__AIM OF THE TASK__:
Pick out and copy every line below that has the word "хуулийн".

begin DATA LINES

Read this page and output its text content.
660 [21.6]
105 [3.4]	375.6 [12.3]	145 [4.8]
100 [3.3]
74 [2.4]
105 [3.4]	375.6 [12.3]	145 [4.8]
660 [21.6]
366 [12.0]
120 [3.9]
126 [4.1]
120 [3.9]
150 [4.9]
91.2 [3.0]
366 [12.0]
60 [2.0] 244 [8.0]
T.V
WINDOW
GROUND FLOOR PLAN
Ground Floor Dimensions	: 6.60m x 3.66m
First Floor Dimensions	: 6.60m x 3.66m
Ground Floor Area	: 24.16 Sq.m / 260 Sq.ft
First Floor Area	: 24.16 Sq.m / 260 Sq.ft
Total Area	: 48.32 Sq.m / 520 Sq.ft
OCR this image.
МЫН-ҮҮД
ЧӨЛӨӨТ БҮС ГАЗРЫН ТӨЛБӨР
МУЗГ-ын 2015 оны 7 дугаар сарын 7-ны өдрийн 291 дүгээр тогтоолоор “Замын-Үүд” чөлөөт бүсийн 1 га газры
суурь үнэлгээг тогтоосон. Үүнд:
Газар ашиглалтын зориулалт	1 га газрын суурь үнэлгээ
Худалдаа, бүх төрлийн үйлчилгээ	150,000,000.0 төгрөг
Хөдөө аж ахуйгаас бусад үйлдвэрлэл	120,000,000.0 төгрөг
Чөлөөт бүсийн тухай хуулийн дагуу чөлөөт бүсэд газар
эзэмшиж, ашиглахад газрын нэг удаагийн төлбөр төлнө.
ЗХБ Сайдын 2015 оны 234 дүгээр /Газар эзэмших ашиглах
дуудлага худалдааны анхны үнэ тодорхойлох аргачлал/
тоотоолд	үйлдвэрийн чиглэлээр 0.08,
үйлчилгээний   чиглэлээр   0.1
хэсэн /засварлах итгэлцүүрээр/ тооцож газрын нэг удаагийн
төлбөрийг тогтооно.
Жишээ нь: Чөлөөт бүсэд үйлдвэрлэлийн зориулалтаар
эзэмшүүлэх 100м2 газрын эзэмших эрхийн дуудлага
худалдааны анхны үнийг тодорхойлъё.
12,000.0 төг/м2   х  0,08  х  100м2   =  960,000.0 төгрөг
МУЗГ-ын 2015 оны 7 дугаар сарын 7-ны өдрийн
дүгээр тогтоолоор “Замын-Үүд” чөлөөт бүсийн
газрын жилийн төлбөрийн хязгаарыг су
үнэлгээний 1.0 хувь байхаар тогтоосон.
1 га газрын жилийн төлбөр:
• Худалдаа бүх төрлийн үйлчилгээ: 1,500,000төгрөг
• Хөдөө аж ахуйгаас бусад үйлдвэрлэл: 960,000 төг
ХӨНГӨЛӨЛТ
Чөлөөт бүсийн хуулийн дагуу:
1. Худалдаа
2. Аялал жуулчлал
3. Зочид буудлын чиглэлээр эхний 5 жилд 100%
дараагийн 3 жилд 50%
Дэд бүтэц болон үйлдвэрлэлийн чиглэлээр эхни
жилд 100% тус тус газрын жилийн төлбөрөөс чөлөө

end DATA LINES

__REPLY__:
Чөлөөт бүсийн тухай хуулийн дагуу чөлөөт бүсэд газар
Чөлөөт бүсийн хуулийн дагуу:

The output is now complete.